The task >> Check each line of the records below and collect those holding "photo".

[Data items]
━━━━

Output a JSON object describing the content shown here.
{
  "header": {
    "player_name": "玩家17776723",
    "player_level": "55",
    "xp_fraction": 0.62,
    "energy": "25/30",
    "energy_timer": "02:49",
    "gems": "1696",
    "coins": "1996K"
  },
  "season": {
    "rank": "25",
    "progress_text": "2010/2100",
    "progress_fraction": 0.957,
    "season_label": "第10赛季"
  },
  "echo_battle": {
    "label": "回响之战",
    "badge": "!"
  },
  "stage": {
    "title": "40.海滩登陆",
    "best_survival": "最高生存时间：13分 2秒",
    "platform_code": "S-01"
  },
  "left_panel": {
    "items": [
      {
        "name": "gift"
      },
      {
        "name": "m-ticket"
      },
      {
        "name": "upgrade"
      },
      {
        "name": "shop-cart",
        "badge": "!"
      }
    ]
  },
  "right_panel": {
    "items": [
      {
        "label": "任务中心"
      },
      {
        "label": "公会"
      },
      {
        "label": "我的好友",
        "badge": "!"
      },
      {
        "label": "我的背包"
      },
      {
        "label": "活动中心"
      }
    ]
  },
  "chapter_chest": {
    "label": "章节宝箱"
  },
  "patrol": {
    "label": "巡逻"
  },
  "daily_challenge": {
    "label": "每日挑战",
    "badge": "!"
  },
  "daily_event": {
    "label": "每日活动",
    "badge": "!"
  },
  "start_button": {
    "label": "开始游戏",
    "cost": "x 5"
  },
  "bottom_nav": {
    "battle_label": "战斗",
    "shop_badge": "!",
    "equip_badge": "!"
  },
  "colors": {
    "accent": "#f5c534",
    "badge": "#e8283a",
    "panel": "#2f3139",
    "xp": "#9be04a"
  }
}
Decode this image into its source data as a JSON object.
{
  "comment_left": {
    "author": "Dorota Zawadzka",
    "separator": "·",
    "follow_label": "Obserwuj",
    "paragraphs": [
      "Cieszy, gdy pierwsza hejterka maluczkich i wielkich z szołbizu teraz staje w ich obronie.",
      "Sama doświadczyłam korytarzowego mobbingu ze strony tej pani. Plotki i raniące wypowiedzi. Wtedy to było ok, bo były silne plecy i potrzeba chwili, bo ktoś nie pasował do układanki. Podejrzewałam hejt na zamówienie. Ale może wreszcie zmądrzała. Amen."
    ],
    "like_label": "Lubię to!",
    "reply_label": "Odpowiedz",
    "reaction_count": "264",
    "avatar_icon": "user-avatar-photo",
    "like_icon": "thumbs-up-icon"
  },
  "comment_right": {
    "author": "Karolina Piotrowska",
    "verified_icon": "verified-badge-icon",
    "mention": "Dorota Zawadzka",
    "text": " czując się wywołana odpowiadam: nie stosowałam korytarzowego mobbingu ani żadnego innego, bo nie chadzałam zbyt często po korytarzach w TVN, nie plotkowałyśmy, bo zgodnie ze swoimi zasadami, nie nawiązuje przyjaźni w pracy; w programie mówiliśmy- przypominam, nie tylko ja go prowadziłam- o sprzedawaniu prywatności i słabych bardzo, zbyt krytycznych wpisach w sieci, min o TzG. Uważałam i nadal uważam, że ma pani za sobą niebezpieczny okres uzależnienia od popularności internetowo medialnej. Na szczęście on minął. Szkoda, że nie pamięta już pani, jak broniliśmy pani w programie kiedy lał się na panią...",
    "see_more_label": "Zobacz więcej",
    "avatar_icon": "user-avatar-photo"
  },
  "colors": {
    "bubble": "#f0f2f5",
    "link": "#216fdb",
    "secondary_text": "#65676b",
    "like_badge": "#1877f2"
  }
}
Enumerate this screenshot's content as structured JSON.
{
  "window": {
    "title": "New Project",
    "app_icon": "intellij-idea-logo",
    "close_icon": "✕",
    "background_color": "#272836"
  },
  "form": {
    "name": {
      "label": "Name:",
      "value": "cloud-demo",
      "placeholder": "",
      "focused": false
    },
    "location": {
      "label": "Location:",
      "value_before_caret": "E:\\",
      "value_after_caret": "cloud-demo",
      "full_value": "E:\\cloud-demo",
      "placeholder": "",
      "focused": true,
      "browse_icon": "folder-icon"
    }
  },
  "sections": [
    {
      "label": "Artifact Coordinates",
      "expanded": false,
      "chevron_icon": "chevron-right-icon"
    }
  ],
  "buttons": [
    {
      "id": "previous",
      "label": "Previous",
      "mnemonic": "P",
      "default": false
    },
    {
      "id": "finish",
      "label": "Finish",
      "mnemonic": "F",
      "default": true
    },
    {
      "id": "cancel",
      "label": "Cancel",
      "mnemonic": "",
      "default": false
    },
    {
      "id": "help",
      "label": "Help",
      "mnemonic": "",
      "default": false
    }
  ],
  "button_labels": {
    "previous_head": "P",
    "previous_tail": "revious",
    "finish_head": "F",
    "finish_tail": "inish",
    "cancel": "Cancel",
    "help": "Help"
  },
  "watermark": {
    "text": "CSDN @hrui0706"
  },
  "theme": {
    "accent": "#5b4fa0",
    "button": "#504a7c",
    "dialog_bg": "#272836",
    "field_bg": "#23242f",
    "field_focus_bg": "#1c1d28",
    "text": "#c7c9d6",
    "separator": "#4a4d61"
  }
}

━━━━

Response to this task >>
    "avatar_icon": "user-avatar-photo",
    "avatar_icon": "user-avatar-photo"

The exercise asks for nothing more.